EXERCISE DIRECTIONS
From the listing below, pull out the lines that hold "kształcenia".
——
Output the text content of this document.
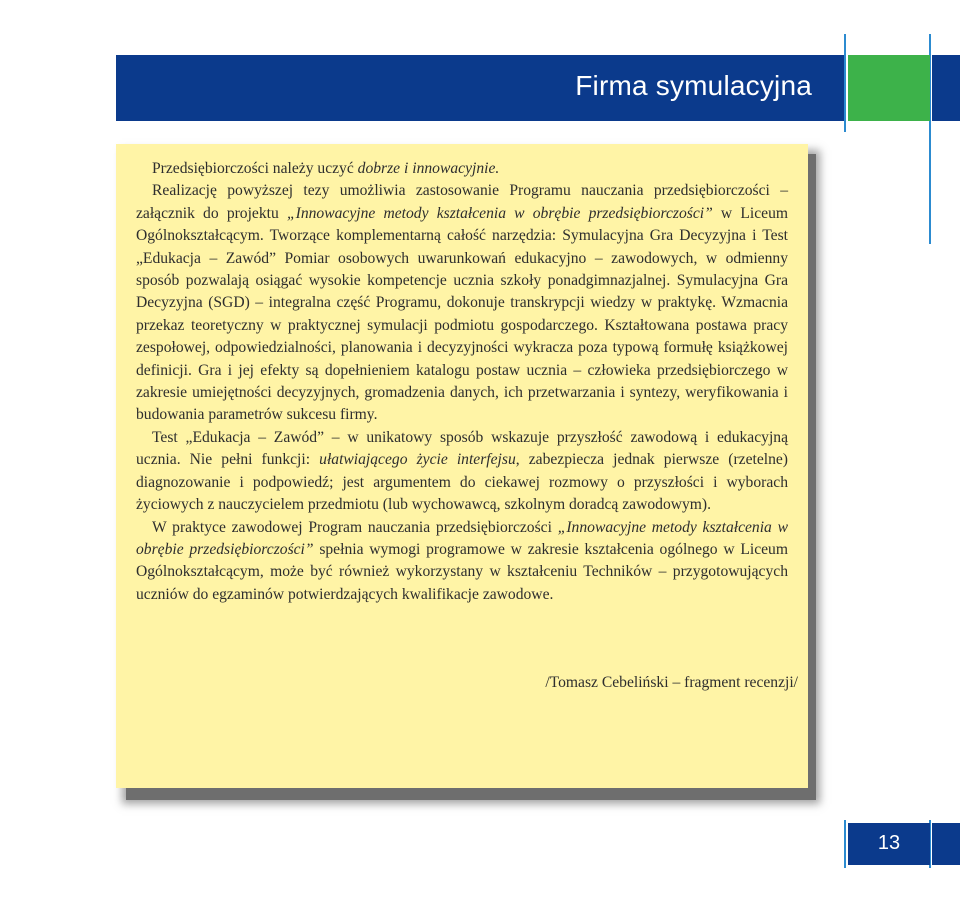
Firma symulacyjna

Przedsiębiorczości należy uczyć dobrze i innowacyjnie.

Realizację powyższej tezy umożliwia zastosowanie Programu nauczania przedsiębiorczości – załącznik do projektu „Innowacyjne metody kształcenia w obrębie przedsiębiorczości” w Liceum Ogólnokształcącym. Tworzące komplementarną całość narzędzia: Symulacyjna Gra Decyzyjna i Test „Edukacja – Zawód” Pomiar osobowych uwarunkowań edukacyjno – zawodowych, w odmienny sposób pozwalają osiągać wysokie kompetencje ucznia szkoły ponadgimnazjalnej. Symulacyjna Gra Decyzyjna (SGD) – integralna część Programu, dokonuje transkrypcji wiedzy w praktykę. Wzmacnia przekaz teoretyczny w praktycznej symulacji podmiotu gospodarczego. Kształtowana postawa pracy zespołowej, odpowiedzialności, planowania i decyzyjności wykracza poza typową formułę książkowej definicji. Gra i jej efekty są dopełnieniem katalogu postaw ucznia – człowieka przedsiębiorczego w zakresie umiejętności decyzyjnych, gromadzenia danych, ich przetwarzania i syntezy, weryfikowania i budowania parametrów sukcesu firmy.

Test „Edukacja – Zawód” – w unikatowy sposób wskazuje przyszłość zawodową i edukacyjną ucznia. Nie pełni funkcji: ułatwiającego życie interfejsu, zabezpiecza jednak pierwsze (rzetelne) diagnozowanie i podpowiedź; jest argumentem do ciekawej rozmowy o przyszłości i wyborach życiowych z nauczycielem przedmiotu (lub wychowawcą, szkolnym doradcą zawodowym).

W praktyce zawodowej Program nauczania przedsiębiorczości „Innowacyjne metody kształcenia w obrębie przedsiębiorczości” spełnia wymogi programowe w zakresie kształcenia ogólnego w Liceum Ogólnokształcącym, może być również wykorzystany w kształceniu Techników – przygotowujących uczniów do egzaminów potwierdzających kwalifikacje zawodowe.

/Tomasz Cebeliński – fragment recenzji/
13
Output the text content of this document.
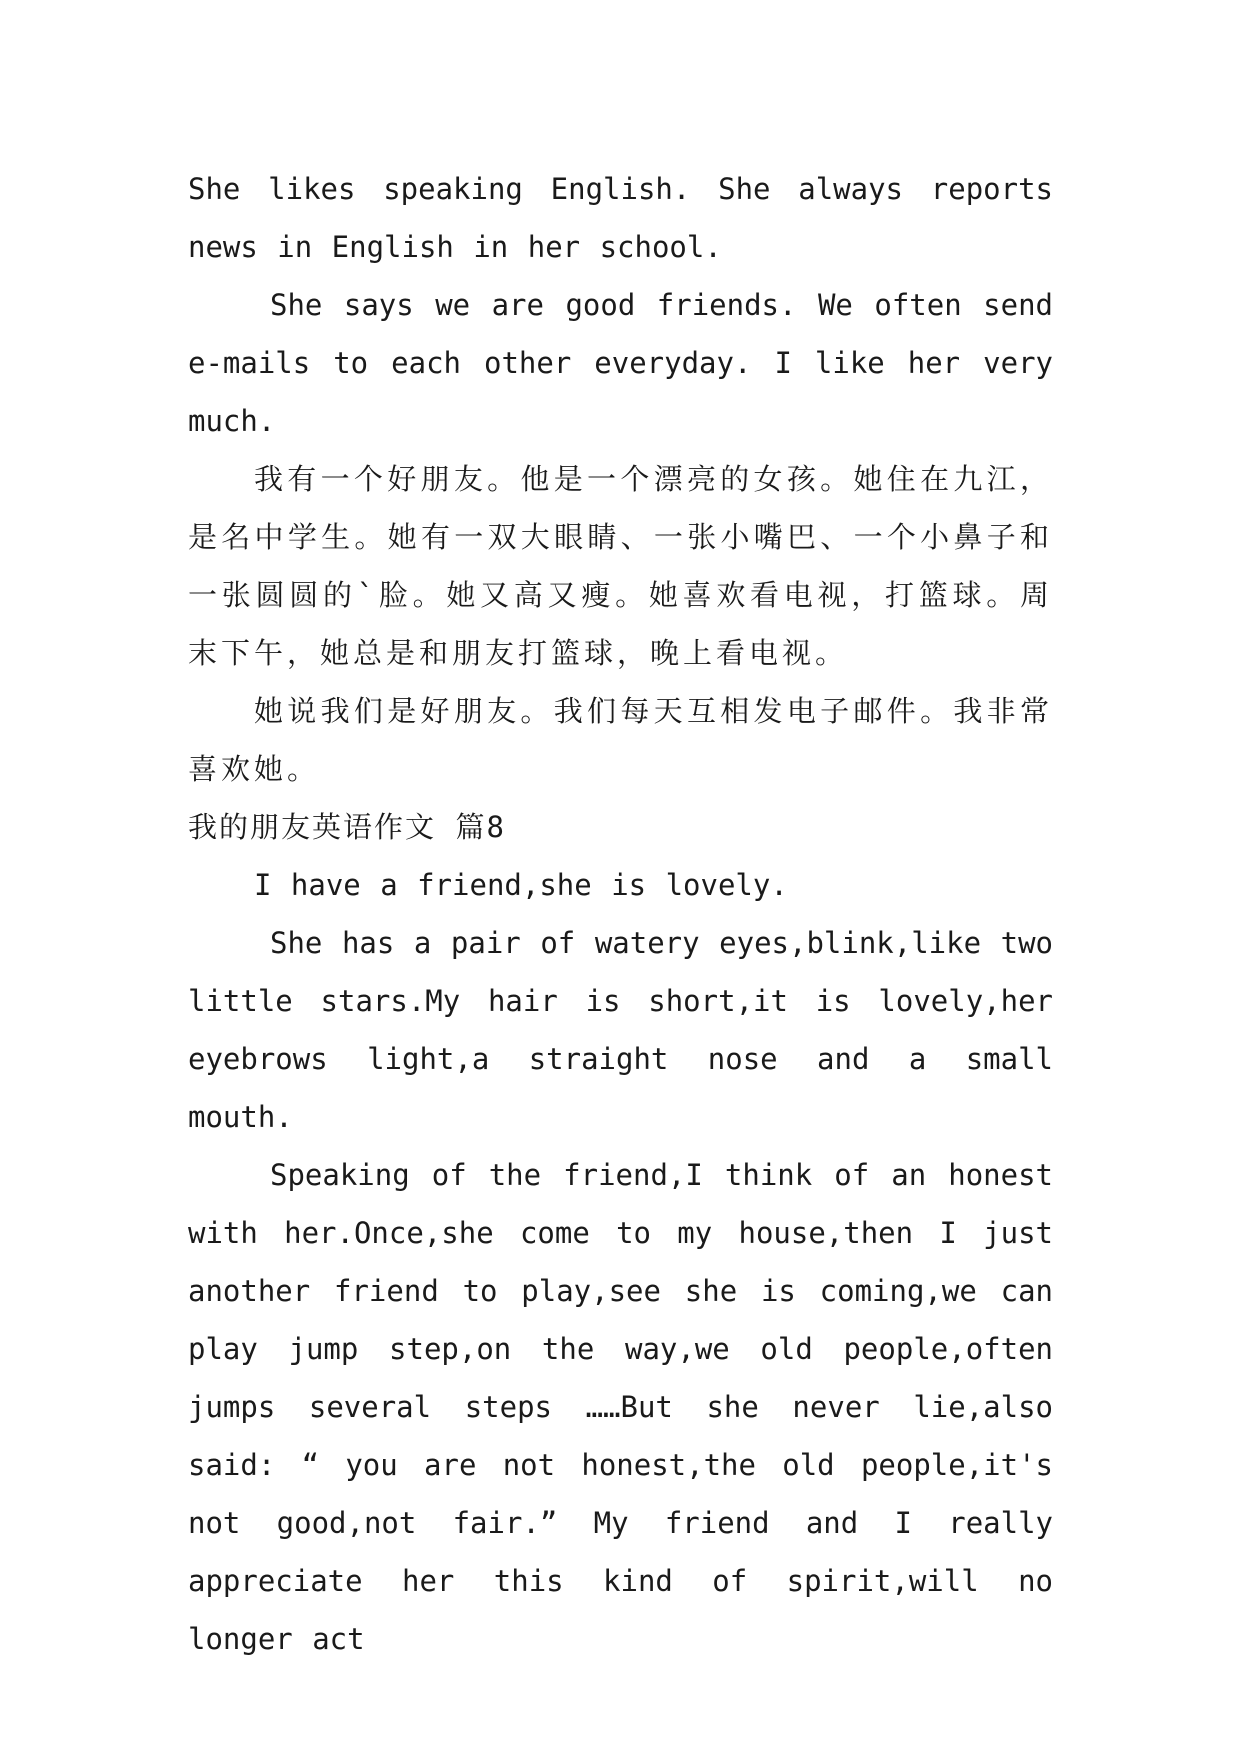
She likes speaking English. She always reports news in English in her school.

She says we are good friends. We often send e-mails to each other everyday. I like her very much.

我有一个好朋友。他是一个漂亮的女孩。她住在九江，是名中学生。她有一双大眼睛、一张小嘴巴、一个小鼻子和一张圆圆的`脸。她又高又瘦。她喜欢看电视，打篮球。周末下午，她总是和朋友打篮球，晚上看电视。

她说我们是好朋友。我们每天互相发电子邮件。我非常喜欢她。

我的朋友英语作文 篇8

I have a friend,she is lovely.

She has a pair of watery eyes,blink,like two little stars.My hair is short,it is lovely,her eyebrows light,a straight nose and a small mouth.

Speaking of the friend,I think of an honest with her.Once,she come to my house,then I just another friend to play,see she is coming,we can play jump step,on the way,we old people,often jumps several steps ……But she never lie,also said: “ you are not honest,the old people,it's not good,not fair.” My friend and I really appreciate her this kind of spirit,will no longer act
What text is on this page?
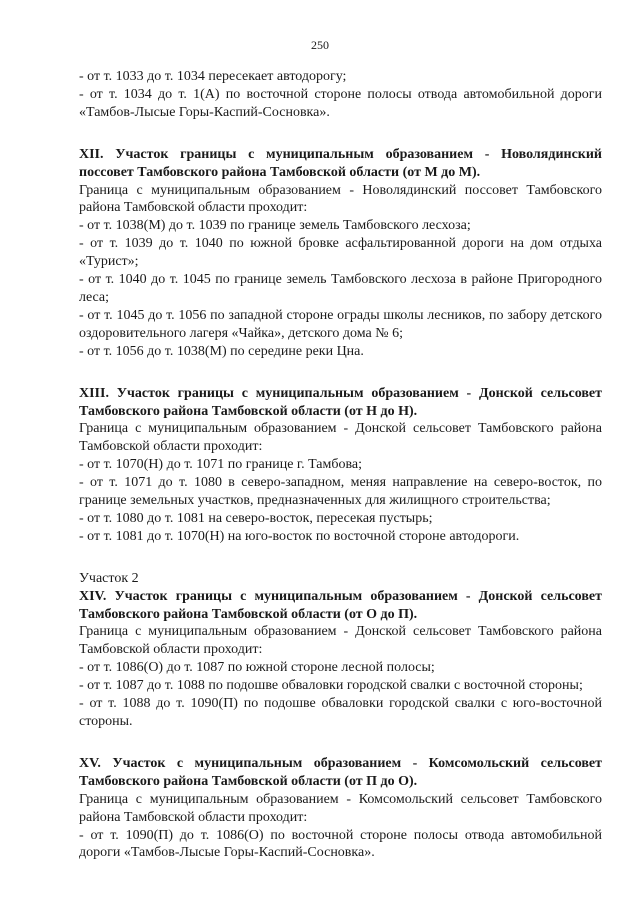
250

- от т. 1033 до т. 1034 пересекает автодорогу;

- от т. 1034 до т. 1(А) по восточной стороне полосы отвода автомобильной дороги «Тамбов-Лысые Горы-Каспий-Сосновка».

XII. Участок границы с муниципальным образованием - Новолядинский поссовет Тамбовского района Тамбовской области (от М до М).

Граница с муниципальным образованием - Новолядинский поссовет Тамбовского района Тамбовской области проходит:

- от т. 1038(М) до т. 1039 по границе земель Тамбовского лесхоза;

- от т. 1039 до т. 1040 по южной бровке асфальтированной дороги на дом отдыха «Турист»;

- от т. 1040 до т. 1045 по границе земель Тамбовского лесхоза в районе Пригородного леса;

- от т. 1045 до т. 1056 по западной стороне ограды школы лесников, по забору детского оздоровительного лагеря «Чайка», детского дома № 6;

- от т. 1056 до т. 1038(М) по середине реки Цна.

XIII. Участок границы с муниципальным образованием - Донской сельсовет Тамбовского района Тамбовской области (от Н до Н).

Граница с муниципальным образованием - Донской сельсовет Тамбовского района Тамбовской области проходит:

- от т. 1070(Н) до т. 1071 по границе г. Тамбова;

- от т. 1071 до т. 1080 в северо-западном, меняя направление на северо-восток, по границе земельных участков, предназначенных для жилищного строительства;

- от т. 1080 до т. 1081 на северо-восток, пересекая пустырь;

- от т. 1081 до т. 1070(Н) на юго-восток по восточной стороне автодороги.

Участок 2

XIV. Участок границы с муниципальным образованием - Донской сельсовет Тамбовского района Тамбовской области (от О до П).

Граница с муниципальным образованием - Донской сельсовет Тамбовского района Тамбовской области проходит:

- от т. 1086(О) до т. 1087 по южной стороне лесной полосы;

- от т. 1087 до т. 1088 по подошве обваловки городской свалки с восточной стороны;

- от т. 1088 до т. 1090(П) по подошве обваловки городской свалки с юго-восточной стороны.

XV. Участок с муниципальным образованием - Комсомольский сельсовет Тамбовского района Тамбовской области (от П до О).

Граница с муниципальным образованием - Комсомольский сельсовет Тамбовского района Тамбовской области проходит:

- от т. 1090(П) до т. 1086(О) по восточной стороне полосы отвода автомобильной дороги «Тамбов-Лысые Горы-Каспий-Сосновка».
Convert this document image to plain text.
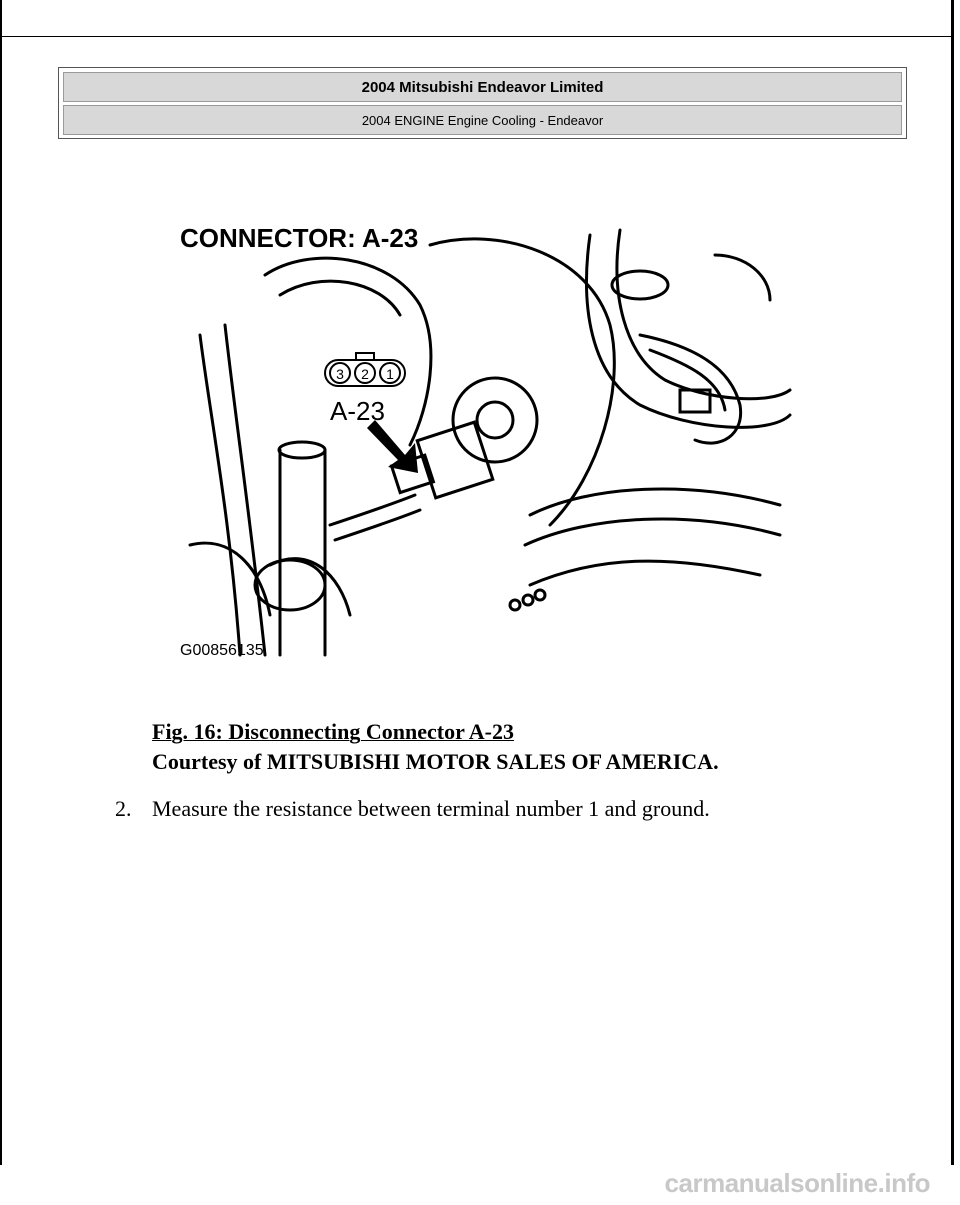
2004 Mitsubishi Endeavor Limited
2004 ENGINE Engine Cooling - Endeavor
CONNECTOR: A-23
3 2 1
A-23
G00856135
Fig. 16: Disconnecting Connector A-23
Courtesy of MITSUBISHI MOTOR SALES OF AMERICA.
2. Measure the resistance between terminal number 1 and ground.
carmanualsonline.info
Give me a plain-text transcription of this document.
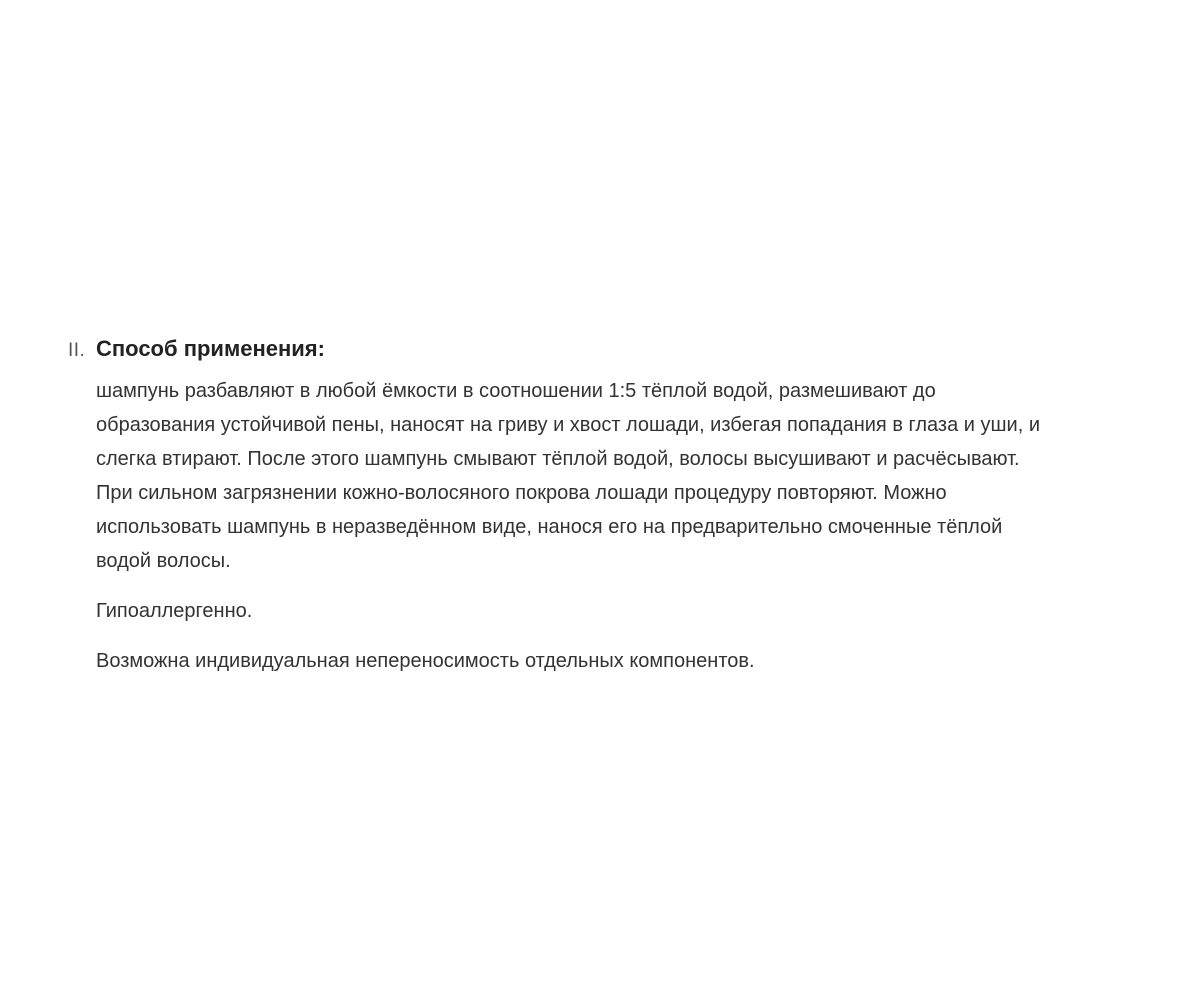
II. Способ применения:

шампунь разбавляют в любой ёмкости в соотношении 1:5 тёплой водой, размешивают до
образования устойчивой пены, наносят на гриву и хвост лошади, избегая попадания в глаза и уши, и
слегка втирают. После этого шампунь смывают тёплой водой, волосы высушивают и расчёсывают.
При сильном загрязнении кожно-волосяного покрова лошади процедуру повторяют. Можно
использовать шампунь в неразведённом виде, нанося его на предварительно смоченные тёплой
водой волосы.

Гипоаллергенно.

Возможна индивидуальная непереносимость отдельных компонентов.
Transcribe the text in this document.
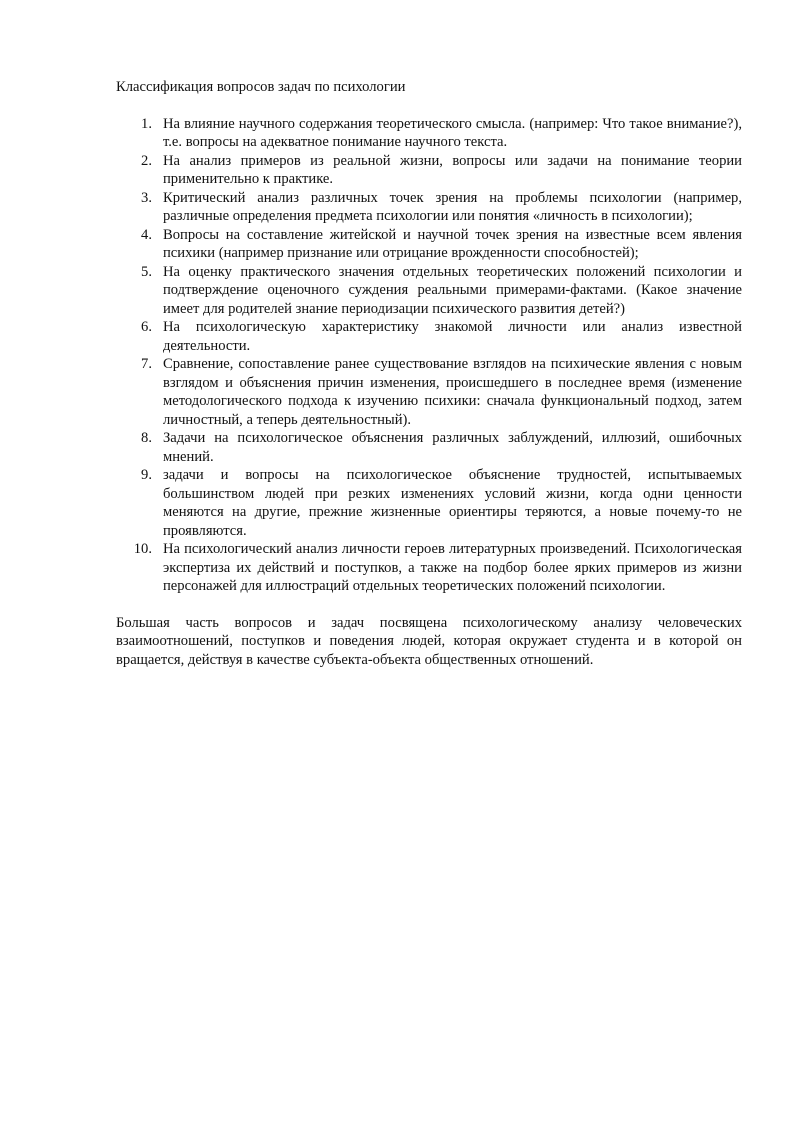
Классификация вопросов задач по психологии

1. На влияние научного содержания теоретического смысла. (например: Что такое внимание?), т.е. вопросы на адекватное понимание научного текста.
2. На анализ примеров из реальной жизни, вопросы или задачи на понимание теории применительно к практике.
3. Критический анализ различных точек зрения на проблемы психологии (например, различные определения предмета психологии или понятия «личность в психологии);
4. Вопросы на составление житейской и научной точек зрения на известные всем явления психики (например признание или отрицание врожденности способностей);
5. На оценку практического значения отдельных теоретических положений психологии и подтверждение оценочного суждения реальными примерами-фактами. (Какое значение имеет для родителей знание периодизации психического развития детей?)
6. На психологическую характеристику знакомой личности или анализ известной деятельности.
7. Сравнение, сопоставление ранее существование взглядов на психические явления с новым взглядом и объяснения причин изменения, происшедшего в последнее время (изменение методологического подхода к изучению психики: сначала функциональный подход, затем личностный, а теперь деятельностный).
8. Задачи на психологическое объяснения различных заблуждений, иллюзий, ошибочных мнений.
9. задачи и вопросы на психологическое объяснение трудностей, испытываемых большинством людей при резких изменениях условий жизни, когда одни ценности меняются на другие, прежние жизненные ориентиры теряются, а новые почему-то не проявляются.
10. На психологический анализ личности героев литературных произведений. Психологическая экспертиза их действий и поступков, а также на подбор более ярких примеров из жизни персонажей для иллюстраций отдельных теоретических положений психологии.

Большая часть вопросов и задач посвящена психологическому анализу человеческих взаимоотношений, поступков и поведения людей, которая окружает студента и в которой он вращается, действуя в качестве субъекта-объекта общественных отношений.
——
ANSWER TO THIS TASK
Realizację powyższej tezy umożliwia zastosowanie Programu nauczania przedsiębiorczości – załącznik do projektu „Innowacyjne metody kształcenia w obrębie przedsiębiorczości” w Liceum Ogólnokształcącym. Tworzące komplementarną całość narzędzia: Symulacyjna Gra Decyzyjna i Test „Edukacja – Zawód” Pomiar osobowych uwarunkowań edukacyjno – zawodowych, w odmienny sposób pozwalają osiągać wysokie kompetencje ucznia szkoły ponadgimnazjalnej. Symulacyjna Gra Decyzyjna (SGD) – integralna część Programu, dokonuje transkrypcji wiedzy w praktykę. Wzmacnia przekaz teoretyczny w praktycznej symulacji podmiotu gospodarczego. Kształtowana postawa pracy zespołowej, odpowiedzialności, planowania i decyzyjności wykracza poza typową formułę książkowej definicji. Gra i jej efekty są dopełnieniem katalogu postaw ucznia – człowieka przedsiębiorczego w zakresie umiejętności decyzyjnych, gromadzenia danych, ich przetwarzania i syntezy, weryfikowania i budowania parametrów sukcesu firmy.
W praktyce zawodowej Program nauczania przedsiębiorczości „Innowacyjne metody kształcenia w obrębie przedsiębiorczości” spełnia wymogi programowe w zakresie kształcenia ogólnego w Liceum Ogólnokształcącym, może być również wykorzystany w kształceniu Techników – przygotowujących uczniów do egzaminów potwierdzających kwalifikacje zawodowe.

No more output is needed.